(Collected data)
::::
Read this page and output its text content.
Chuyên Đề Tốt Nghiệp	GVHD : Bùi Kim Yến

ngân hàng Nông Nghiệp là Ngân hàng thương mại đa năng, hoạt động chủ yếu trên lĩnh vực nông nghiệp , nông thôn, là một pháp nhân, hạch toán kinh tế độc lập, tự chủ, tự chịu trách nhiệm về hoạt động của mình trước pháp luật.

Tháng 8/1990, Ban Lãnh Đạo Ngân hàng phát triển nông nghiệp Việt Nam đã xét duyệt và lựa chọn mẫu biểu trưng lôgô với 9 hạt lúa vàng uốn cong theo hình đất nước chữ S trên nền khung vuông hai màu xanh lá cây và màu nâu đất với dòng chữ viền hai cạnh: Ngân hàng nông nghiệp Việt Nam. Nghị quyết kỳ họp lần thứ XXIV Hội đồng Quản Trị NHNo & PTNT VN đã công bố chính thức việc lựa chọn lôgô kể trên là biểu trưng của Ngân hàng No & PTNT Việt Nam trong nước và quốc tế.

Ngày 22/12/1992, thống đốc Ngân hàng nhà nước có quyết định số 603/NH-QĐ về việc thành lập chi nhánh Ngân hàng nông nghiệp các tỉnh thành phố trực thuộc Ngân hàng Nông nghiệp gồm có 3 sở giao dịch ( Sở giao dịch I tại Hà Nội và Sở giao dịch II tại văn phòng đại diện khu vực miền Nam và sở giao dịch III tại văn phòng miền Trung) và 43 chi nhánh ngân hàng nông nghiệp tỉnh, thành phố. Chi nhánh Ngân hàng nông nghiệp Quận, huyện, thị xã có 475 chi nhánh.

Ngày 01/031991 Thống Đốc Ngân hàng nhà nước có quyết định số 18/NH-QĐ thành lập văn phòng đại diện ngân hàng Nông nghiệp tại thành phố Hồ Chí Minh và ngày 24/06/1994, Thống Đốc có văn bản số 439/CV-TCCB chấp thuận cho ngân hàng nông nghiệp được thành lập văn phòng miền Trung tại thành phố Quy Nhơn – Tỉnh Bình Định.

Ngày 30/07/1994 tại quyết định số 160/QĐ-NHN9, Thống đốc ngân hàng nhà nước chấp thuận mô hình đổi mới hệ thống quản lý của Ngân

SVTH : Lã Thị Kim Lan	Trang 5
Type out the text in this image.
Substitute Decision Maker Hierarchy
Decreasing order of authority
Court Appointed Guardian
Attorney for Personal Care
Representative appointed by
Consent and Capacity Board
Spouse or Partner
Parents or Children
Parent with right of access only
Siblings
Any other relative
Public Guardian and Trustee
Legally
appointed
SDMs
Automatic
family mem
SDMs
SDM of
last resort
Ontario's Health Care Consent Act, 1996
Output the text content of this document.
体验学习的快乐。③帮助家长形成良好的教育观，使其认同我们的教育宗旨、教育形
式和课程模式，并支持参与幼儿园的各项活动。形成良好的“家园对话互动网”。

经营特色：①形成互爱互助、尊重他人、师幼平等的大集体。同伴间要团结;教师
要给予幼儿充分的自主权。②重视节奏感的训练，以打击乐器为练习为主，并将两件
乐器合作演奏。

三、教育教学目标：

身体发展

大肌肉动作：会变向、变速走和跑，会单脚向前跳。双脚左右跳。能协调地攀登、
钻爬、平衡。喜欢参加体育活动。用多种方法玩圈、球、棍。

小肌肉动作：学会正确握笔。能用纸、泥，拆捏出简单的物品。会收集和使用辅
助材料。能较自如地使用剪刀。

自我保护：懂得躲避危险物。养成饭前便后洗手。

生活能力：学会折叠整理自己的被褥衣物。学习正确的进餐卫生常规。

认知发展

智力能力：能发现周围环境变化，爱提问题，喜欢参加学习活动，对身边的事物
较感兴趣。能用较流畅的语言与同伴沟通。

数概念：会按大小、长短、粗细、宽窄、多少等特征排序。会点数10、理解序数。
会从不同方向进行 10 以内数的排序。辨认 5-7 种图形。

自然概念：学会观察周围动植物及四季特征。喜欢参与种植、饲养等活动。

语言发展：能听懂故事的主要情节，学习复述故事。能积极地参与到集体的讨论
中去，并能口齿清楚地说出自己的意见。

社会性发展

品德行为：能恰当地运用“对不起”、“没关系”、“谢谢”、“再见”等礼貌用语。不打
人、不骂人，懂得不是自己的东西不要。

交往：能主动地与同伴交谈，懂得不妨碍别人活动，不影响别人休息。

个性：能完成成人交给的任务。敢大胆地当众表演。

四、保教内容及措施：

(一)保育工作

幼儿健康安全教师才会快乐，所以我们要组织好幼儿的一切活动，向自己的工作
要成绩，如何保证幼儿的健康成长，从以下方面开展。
::::
| TASK BRIEF |
Output only the lines running from the line with "Output the text content of this document." through the final line of the data, inclusive.

| THE ANSWER |
Output the text content of this document.
体验学习的快乐。③帮助家长形成良好的教育观，使其认同我们的教育宗旨、教育形
式和课程模式，并支持参与幼儿园的各项活动。形成良好的“家园对话互动网”。

经营特色：①形成互爱互助、尊重他人、师幼平等的大集体。同伴间要团结;教师
要给予幼儿充分的自主权。②重视节奏感的训练，以打击乐器为练习为主，并将两件
乐器合作演奏。

三、教育教学目标：

身体发展

大肌肉动作：会变向、变速走和跑，会单脚向前跳。双脚左右跳。能协调地攀登、
钻爬、平衡。喜欢参加体育活动。用多种方法玩圈、球、棍。

小肌肉动作：学会正确握笔。能用纸、泥，拆捏出简单的物品。会收集和使用辅
助材料。能较自如地使用剪刀。

自我保护：懂得躲避危险物。养成饭前便后洗手。

生活能力：学会折叠整理自己的被褥衣物。学习正确的进餐卫生常规。

认知发展

智力能力：能发现周围环境变化，爱提问题，喜欢参加学习活动，对身边的事物
较感兴趣。能用较流畅的语言与同伴沟通。

数概念：会按大小、长短、粗细、宽窄、多少等特征排序。会点数10、理解序数。
会从不同方向进行 10 以内数的排序。辨认 5-7 种图形。

自然概念：学会观察周围动植物及四季特征。喜欢参与种植、饲养等活动。

语言发展：能听懂故事的主要情节，学习复述故事。能积极地参与到集体的讨论
中去，并能口齿清楚地说出自己的意见。

社会性发展

品德行为：能恰当地运用“对不起”、“没关系”、“谢谢”、“再见”等礼貌用语。不打
人、不骂人，懂得不是自己的东西不要。

交往：能主动地与同伴交谈，懂得不妨碍别人活动，不影响别人休息。

个性：能完成成人交给的任务。敢大胆地当众表演。

四、保教内容及措施：

(一)保育工作

幼儿健康安全教师才会快乐，所以我们要组织好幼儿的一切活动，向自己的工作
要成绩，如何保证幼儿的健康成长，从以下方面开展。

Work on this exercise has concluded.